* Do this
Change every "bullet-text" in the records below to "list-text", keeping all other text as it is. Give the lines back without the pictures.

******

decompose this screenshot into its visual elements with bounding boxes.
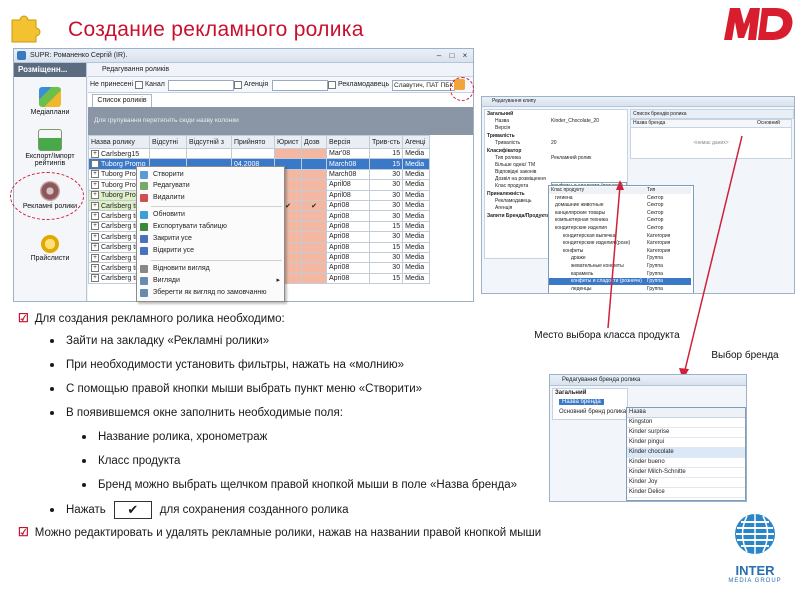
bullet-1-5: Нажать ✔ для сохранения созданного ролика: [50, 501, 349, 519]
bullet-1-4-3: Бренд можно выбрать щелчком правой кнопк…: [82, 479, 517, 491]
edit-brand-title: Редагування бренда ролика: [550, 375, 746, 386]
brand-list-item[interactable]: Kinder surprise: [627, 428, 745, 438]
field-main-brand: Основний бренд ролика: [559, 409, 627, 415]
group-general: Загальний: [555, 390, 587, 396]
bullet-1: ☑ Для создания рекламного ролика необходи…: [18, 311, 285, 325]
arrow-to-brand: [683, 135, 743, 375]
brand-list-item[interactable]: Kinder chocolate: [627, 448, 745, 458]
brand-list-item[interactable]: Kinder Milch-Schnitte: [627, 468, 745, 478]
field-brand-name[interactable]: Назва бренда: [559, 399, 604, 405]
globe-icon: [735, 514, 775, 554]
brand-dropdown-list: Назва Kingston Kinder surprise Kinder pingu…: [626, 407, 746, 501]
bullet-1-1: Зайти на закладку «Рекламні ролики»: [50, 335, 269, 347]
bullet-text: Название ролика, хронометраж: [98, 431, 268, 443]
bullet-text: С помощью правой кнопки мыши выбрать пун…: [66, 383, 423, 395]
brand-list-item[interactable]: Kinder pingui: [627, 438, 745, 448]
bullet-text: Нажать: [66, 504, 106, 517]
inter-logo-subtext: MEDIA GROUP: [728, 578, 782, 584]
bullet-text: для сохранения созданного ролика: [159, 504, 349, 517]
inter-logo: INTER MEDIA GROUP: [715, 512, 795, 592]
save-check-button: ✔: [113, 501, 152, 519]
bullet-text: Для создания рекламного ролика необходим…: [34, 313, 285, 325]
bullet-1-2: При необходимости установить фильтры, на…: [50, 359, 404, 371]
edit-brand-window: Редагування бренда ролика Загальний Назв…: [549, 374, 747, 502]
bullet-1-4-2: Класс продукта: [82, 455, 180, 467]
bullet-1-4-1: Название ролика, хронометраж: [82, 431, 267, 443]
bullet-text: В появившемся окне заполнить необходимые…: [66, 407, 343, 419]
brand-list-item[interactable]: Kinder Joy: [627, 478, 745, 488]
bullet-text: Класс продукта: [98, 455, 181, 467]
bullet-1-3: С помощью правой кнопки мыши выбрать пун…: [50, 383, 422, 395]
check-icon: ☑: [18, 525, 29, 539]
bullet-text: При необходимости установить фильтры, на…: [66, 359, 405, 371]
bullet-2: ☑ Можно редактировать и удалять рекламные…: [18, 525, 541, 539]
arrow-to-class: [607, 185, 621, 329]
brand-list-item[interactable]: Kinder bueno: [627, 458, 745, 468]
bullet-text: Зайти на закладку «Рекламні ролики»: [66, 335, 270, 347]
check-icon: ☑: [18, 311, 29, 325]
bullet-text: Можно редактировать и удалять рекламные …: [34, 527, 542, 539]
bullet-1-4: В появившемся окне заполнить необходимые…: [50, 407, 343, 419]
brand-list-item[interactable]: Kinder Delice: [627, 488, 745, 498]
brand-properties-grid: Загальний Назва бренда Основний бренд ро…: [552, 388, 628, 420]
brand-list-item[interactable]: Kingston: [627, 418, 745, 428]
bullet-text: Бренд можно выбрать щелчком правой кнопк…: [98, 479, 518, 491]
inter-logo-text: INTER: [735, 563, 775, 578]
brand-list-header: Назва: [627, 408, 745, 418]
arrow-head-class: [616, 180, 624, 190]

******

* Response to the exercise
decompose this screenshot into its visual elements with bounding boxes.
bullet-1-5: Нажать ✔ для сохранения созданного ролика: [50, 501, 349, 519]
bullet-1-4-3: Бренд можно выбрать щелчком правой кнопк…: [82, 479, 517, 491]
edit-brand-title: Редагування бренда ролика: [550, 375, 746, 386]
brand-list-item[interactable]: Kinder surprise: [627, 428, 745, 438]
field-main-brand: Основний бренд ролика: [559, 409, 627, 415]
group-general: Загальний: [555, 390, 587, 396]
bullet-1: ☑ Для создания рекламного ролика необходи…: [18, 311, 285, 325]
arrow-to-brand: [683, 135, 743, 375]
brand-list-item[interactable]: Kinder chocolate: [627, 448, 745, 458]
brand-list-item[interactable]: Kinder Milch-Schnitte: [627, 468, 745, 478]
field-brand-name[interactable]: Назва бренда: [559, 399, 604, 405]
globe-icon: [735, 514, 775, 554]
brand-dropdown-list: Назва Kingston Kinder surprise Kinder pingu…: [626, 407, 746, 501]
bullet-1-1: Зайти на закладку «Рекламні ролики»: [50, 335, 269, 347]
list-text: Название ролика, хронометраж: [98, 431, 268, 443]
list-text: С помощью правой кнопки мыши выбрать пун…: [66, 383, 423, 395]
brand-list-item[interactable]: Kinder pingui: [627, 438, 745, 448]
list-text: Нажать: [66, 504, 106, 517]
inter-logo-subtext: MEDIA GROUP: [728, 578, 782, 584]
list-text: для сохранения созданного ролика: [159, 504, 349, 517]
inter-logo: INTER MEDIA GROUP: [715, 512, 795, 592]
save-check-button: ✔: [113, 501, 152, 519]
list-text: Для создания рекламного ролика необходим…: [34, 313, 285, 325]
bullet-1-2: При необходимости установить фильтры, на…: [50, 359, 404, 371]
edit-brand-window: Редагування бренда ролика Загальний Назв…: [549, 374, 747, 502]
bullet-1-4-2: Класс продукта: [82, 455, 180, 467]
bullet-1-4-1: Название ролика, хронометраж: [82, 431, 267, 443]
list-text: В появившемся окне заполнить необходимые…: [66, 407, 343, 419]
brand-list-item[interactable]: Kinder Joy: [627, 478, 745, 488]
list-text: Класс продукта: [98, 455, 181, 467]
bullet-1-3: С помощью правой кнопки мыши выбрать пун…: [50, 383, 422, 395]
check-icon: ☑: [18, 525, 29, 539]
list-text: При необходимости установить фильтры, на…: [66, 359, 405, 371]
bullet-2: ☑ Можно редактировать и удалять рекламные…: [18, 525, 541, 539]
arrow-to-class: [607, 185, 621, 329]
brand-list-item[interactable]: Kinder bueno: [627, 458, 745, 468]
list-text: Зайти на закладку «Рекламні ролики»: [66, 335, 270, 347]
check-icon: ☑: [18, 311, 29, 325]
list-text: Можно редактировать и удалять рекламные …: [34, 527, 542, 539]
bullet-1-4: В появившемся окне заполнить необходимые…: [50, 407, 343, 419]
brand-list-item[interactable]: Kinder Delice: [627, 488, 745, 498]
brand-properties-grid: Загальний Назва бренда Основний бренд ро…: [552, 388, 628, 420]
brand-list-item[interactable]: Kingston: [627, 418, 745, 428]
list-text: Бренд можно выбрать щелчком правой кнопк…: [98, 479, 518, 491]
inter-logo-text: INTER: [735, 563, 775, 578]
brand-list-header: Назва: [627, 408, 745, 418]
arrow-head-class: [616, 180, 624, 190]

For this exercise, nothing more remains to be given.